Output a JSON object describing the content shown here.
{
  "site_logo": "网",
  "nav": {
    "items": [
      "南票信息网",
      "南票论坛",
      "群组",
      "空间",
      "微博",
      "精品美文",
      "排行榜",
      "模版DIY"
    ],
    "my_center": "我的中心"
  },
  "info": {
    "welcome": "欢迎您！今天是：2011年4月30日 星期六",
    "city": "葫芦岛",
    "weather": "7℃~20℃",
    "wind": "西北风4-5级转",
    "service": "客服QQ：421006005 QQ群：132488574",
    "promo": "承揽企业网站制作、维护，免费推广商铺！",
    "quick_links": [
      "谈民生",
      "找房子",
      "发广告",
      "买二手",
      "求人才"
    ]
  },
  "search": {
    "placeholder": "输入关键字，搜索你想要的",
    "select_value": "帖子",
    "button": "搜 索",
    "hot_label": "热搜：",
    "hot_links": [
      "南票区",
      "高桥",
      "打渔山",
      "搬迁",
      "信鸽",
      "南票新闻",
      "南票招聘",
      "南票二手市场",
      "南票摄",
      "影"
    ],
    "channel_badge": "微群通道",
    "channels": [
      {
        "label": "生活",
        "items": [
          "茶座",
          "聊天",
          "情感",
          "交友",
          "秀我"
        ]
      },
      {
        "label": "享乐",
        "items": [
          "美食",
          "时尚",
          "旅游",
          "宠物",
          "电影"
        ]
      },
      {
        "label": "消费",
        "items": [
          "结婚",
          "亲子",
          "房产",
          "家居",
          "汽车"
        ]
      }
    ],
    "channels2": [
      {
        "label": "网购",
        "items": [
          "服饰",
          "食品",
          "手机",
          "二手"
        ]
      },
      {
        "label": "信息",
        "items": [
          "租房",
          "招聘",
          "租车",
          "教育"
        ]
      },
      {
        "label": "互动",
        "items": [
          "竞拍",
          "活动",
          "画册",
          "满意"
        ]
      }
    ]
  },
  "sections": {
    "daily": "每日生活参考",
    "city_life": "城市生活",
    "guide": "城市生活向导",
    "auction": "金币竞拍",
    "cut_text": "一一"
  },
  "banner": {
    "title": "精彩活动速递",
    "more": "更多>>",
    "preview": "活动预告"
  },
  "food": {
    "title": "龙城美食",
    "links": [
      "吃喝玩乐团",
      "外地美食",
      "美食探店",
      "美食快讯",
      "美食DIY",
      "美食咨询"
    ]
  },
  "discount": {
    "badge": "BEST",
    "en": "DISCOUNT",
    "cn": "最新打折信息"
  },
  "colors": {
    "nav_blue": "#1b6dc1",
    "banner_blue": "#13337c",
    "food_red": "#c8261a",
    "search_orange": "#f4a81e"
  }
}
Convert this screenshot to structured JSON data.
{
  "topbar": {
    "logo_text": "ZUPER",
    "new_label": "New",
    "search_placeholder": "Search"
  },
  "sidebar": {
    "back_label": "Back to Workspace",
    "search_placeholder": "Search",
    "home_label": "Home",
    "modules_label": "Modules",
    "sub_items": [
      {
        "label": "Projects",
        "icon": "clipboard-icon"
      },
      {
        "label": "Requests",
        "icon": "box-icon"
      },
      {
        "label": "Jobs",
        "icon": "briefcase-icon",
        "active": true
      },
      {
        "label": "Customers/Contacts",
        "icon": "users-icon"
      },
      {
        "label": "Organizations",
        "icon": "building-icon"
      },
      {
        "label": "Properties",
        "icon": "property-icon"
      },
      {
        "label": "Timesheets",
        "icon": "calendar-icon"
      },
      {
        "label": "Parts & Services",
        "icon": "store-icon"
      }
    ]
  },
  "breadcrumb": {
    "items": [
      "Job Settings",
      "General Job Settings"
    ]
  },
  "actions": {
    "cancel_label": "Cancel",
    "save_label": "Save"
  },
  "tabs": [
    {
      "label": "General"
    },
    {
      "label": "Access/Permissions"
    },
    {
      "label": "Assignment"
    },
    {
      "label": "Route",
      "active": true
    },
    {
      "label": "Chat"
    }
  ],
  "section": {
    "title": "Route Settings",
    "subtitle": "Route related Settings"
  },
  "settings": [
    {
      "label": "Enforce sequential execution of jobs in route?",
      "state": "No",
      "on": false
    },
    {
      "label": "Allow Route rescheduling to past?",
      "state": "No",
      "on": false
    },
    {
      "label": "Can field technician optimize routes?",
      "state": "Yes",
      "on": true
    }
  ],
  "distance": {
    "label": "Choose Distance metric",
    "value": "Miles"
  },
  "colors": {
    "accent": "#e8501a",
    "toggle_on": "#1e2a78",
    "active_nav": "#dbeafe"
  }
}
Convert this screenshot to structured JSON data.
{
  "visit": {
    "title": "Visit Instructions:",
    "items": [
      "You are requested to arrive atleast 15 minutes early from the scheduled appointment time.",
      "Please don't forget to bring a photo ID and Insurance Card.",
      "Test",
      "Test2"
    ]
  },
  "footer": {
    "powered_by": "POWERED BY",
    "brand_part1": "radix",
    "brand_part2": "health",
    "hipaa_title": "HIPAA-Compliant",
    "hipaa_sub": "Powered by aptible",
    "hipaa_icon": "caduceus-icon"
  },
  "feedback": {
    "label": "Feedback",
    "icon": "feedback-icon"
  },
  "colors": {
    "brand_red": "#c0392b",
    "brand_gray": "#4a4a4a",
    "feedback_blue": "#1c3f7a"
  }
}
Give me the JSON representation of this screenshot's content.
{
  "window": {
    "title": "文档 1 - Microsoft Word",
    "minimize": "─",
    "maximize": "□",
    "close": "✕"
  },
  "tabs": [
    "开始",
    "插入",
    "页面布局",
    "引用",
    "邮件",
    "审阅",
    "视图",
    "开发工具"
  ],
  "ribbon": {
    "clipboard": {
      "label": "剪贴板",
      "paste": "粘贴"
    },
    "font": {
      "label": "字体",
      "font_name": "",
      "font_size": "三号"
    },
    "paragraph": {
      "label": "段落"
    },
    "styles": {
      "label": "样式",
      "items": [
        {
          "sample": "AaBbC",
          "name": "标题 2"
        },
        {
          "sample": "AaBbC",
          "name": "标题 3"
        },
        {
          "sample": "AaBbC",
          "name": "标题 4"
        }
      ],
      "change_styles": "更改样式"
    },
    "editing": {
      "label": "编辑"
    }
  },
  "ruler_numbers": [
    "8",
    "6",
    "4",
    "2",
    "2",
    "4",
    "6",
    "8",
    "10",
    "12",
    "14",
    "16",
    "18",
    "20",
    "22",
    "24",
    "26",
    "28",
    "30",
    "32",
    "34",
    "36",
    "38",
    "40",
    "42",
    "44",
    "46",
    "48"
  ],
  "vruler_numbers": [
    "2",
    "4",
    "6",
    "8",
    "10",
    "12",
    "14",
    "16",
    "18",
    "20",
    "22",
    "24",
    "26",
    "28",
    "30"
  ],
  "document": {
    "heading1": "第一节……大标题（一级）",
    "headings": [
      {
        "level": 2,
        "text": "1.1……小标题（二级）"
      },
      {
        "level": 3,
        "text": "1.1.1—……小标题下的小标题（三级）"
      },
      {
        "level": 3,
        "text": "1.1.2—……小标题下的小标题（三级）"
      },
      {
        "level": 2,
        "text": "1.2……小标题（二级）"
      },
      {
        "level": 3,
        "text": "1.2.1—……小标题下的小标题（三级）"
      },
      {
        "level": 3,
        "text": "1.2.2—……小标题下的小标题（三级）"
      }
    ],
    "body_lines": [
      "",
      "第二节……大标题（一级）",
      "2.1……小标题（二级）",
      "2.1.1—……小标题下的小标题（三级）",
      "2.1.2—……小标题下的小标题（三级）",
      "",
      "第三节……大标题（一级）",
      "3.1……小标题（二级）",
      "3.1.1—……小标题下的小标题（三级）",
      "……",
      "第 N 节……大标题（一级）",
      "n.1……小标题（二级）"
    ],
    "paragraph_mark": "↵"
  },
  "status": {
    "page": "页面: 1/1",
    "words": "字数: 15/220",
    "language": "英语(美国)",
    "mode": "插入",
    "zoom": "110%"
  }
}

--- --- ---

__WRITTEN INSTRUCTION__:
Search the data above for lines holding "General" and copy each of them.

__COMPLETE OUTPUT__:
      "General Job Settings"
      "label": "General"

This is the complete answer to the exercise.